▶ **Short exercise**:
Extract every record, keeping each one exactly as it is.

▶ **Excerpted data**:
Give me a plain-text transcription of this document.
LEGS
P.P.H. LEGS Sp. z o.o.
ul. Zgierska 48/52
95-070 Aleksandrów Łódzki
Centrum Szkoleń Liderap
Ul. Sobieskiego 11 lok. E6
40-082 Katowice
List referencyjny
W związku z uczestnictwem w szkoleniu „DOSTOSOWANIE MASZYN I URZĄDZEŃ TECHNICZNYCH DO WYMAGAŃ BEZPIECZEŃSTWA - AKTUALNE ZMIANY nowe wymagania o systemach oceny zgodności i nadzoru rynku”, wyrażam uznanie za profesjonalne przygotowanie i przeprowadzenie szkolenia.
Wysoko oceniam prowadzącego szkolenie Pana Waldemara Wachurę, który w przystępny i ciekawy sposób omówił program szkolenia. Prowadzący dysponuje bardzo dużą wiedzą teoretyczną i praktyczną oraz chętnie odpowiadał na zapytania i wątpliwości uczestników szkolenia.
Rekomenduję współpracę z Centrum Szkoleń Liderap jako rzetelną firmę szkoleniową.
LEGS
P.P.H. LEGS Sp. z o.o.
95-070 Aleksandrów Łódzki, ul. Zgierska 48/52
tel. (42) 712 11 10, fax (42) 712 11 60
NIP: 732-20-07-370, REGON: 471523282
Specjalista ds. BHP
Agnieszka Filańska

▶ **Exercise output**:
Give me a plain-text transcription of this document.
LEGS
P.P.H. LEGS Sp. z o.o.
ul. Zgierska 48/52
95-070 Aleksandrów Łódzki
Centrum Szkoleń Liderap
Ul. Sobieskiego 11 lok. E6
40-082 Katowice
List referencyjny
W związku z uczestnictwem w szkoleniu „DOSTOSOWANIE MASZYN I URZĄDZEŃ TECHNICZNYCH DO WYMAGAŃ BEZPIECZEŃSTWA - AKTUALNE ZMIANY nowe wymagania o systemach oceny zgodności i nadzoru rynku”, wyrażam uznanie za profesjonalne przygotowanie i przeprowadzenie szkolenia.
Wysoko oceniam prowadzącego szkolenie Pana Waldemara Wachurę, który w przystępny i ciekawy sposób omówił program szkolenia. Prowadzący dysponuje bardzo dużą wiedzą teoretyczną i praktyczną oraz chętnie odpowiadał na zapytania i wątpliwości uczestników szkolenia.
Rekomenduję współpracę z Centrum Szkoleń Liderap jako rzetelną firmę szkoleniową.
LEGS
P.P.H. LEGS Sp. z o.o.
95-070 Aleksandrów Łódzki, ul. Zgierska 48/52
tel. (42) 712 11 10, fax (42) 712 11 60
NIP: 732-20-07-370, REGON: 471523282
Specjalista ds. BHP
Agnieszka Filańska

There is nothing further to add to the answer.